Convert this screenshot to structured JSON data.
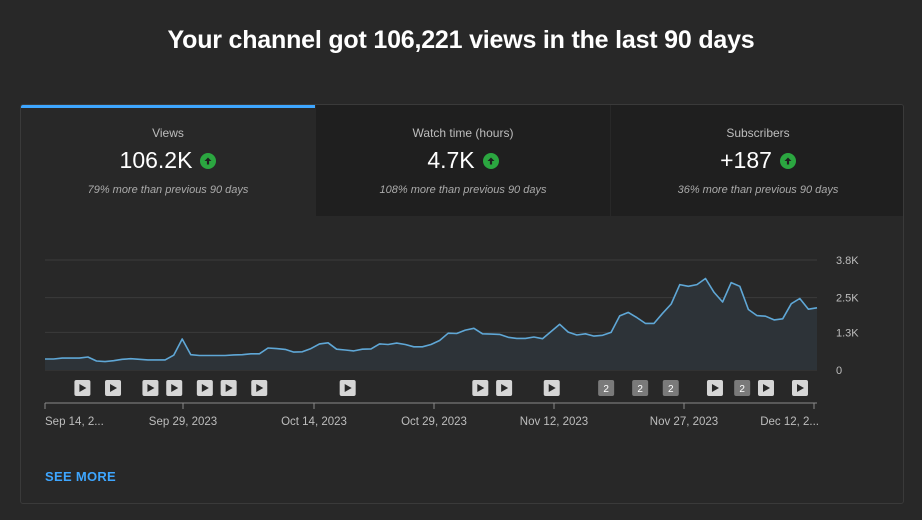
{
  "headline": "Your channel got 106,221 views in the last 90 days",
  "tabs": [
    {
      "label": "Views",
      "value": "106.2K",
      "subtitle": "79% more than previous 90 days",
      "active": true
    },
    {
      "label": "Watch time (hours)",
      "value": "4.7K",
      "subtitle": "108% more than previous 90 days",
      "active": false
    },
    {
      "label": "Subscribers",
      "value": "+187",
      "subtitle": "36% more than previous 90 days",
      "active": false
    }
  ],
  "icons": {
    "trend": "arrow-up-icon",
    "marker": "play-icon"
  },
  "colors": {
    "accent": "#3ea6ff",
    "positive": "#2ba640",
    "line": "#5fa7d6"
  },
  "see_more": "SEE MORE",
  "chart_data": {
    "type": "area",
    "x_tick_labels": [
      "Sep 14, 2...",
      "Sep 29, 2023",
      "Oct 14, 2023",
      "Oct 29, 2023",
      "Nov 12, 2023",
      "Nov 27, 2023",
      "Dec 12, 2..."
    ],
    "y_tick_labels": [
      "3.8K",
      "2.5K",
      "1.3K",
      "0"
    ],
    "y_ticks": [
      3800,
      2500,
      1300,
      0
    ],
    "ylim": [
      0,
      3800
    ],
    "grid": true,
    "values": [
      380,
      380,
      410,
      410,
      410,
      450,
      310,
      290,
      320,
      370,
      390,
      370,
      350,
      350,
      350,
      510,
      1070,
      530,
      500,
      500,
      500,
      500,
      520,
      530,
      560,
      560,
      760,
      740,
      710,
      620,
      630,
      740,
      900,
      940,
      720,
      690,
      660,
      720,
      730,
      900,
      880,
      930,
      880,
      800,
      800,
      880,
      1020,
      1270,
      1260,
      1380,
      1440,
      1250,
      1240,
      1230,
      1130,
      1090,
      1090,
      1140,
      1080,
      1330,
      1580,
      1310,
      1210,
      1250,
      1170,
      1200,
      1300,
      1870,
      1990,
      1810,
      1610,
      1610,
      1960,
      2280,
      2950,
      2890,
      2950,
      3160,
      2680,
      2350,
      3020,
      2890,
      2090,
      1880,
      1860,
      1730,
      1770,
      2290,
      2470,
      2100,
      2150
    ],
    "markers": [
      {
        "day": 11,
        "label": ""
      },
      {
        "day": 20,
        "label": ""
      },
      {
        "day": 31,
        "label": ""
      },
      {
        "day": 38,
        "label": ""
      },
      {
        "day": 47,
        "label": ""
      },
      {
        "day": 54,
        "label": ""
      },
      {
        "day": 63,
        "label": ""
      },
      {
        "day": 89,
        "label": ""
      },
      {
        "day": 128,
        "label": ""
      },
      {
        "day": 135,
        "label": ""
      },
      {
        "day": 149,
        "label": ""
      },
      {
        "day": 165,
        "label": "2"
      },
      {
        "day": 175,
        "label": "2"
      },
      {
        "day": 184,
        "label": "2"
      },
      {
        "day": 197,
        "label": ""
      },
      {
        "day": 205,
        "label": "2"
      },
      {
        "day": 212,
        "label": ""
      },
      {
        "day": 222,
        "label": ""
      }
    ]
  }
}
==================================================
* **REQUIREMENTS**
Of the lines in the listing, how many hold the word "previous"? Nothing but the number is needed.

* **RESULT FOR THIS TASK**
3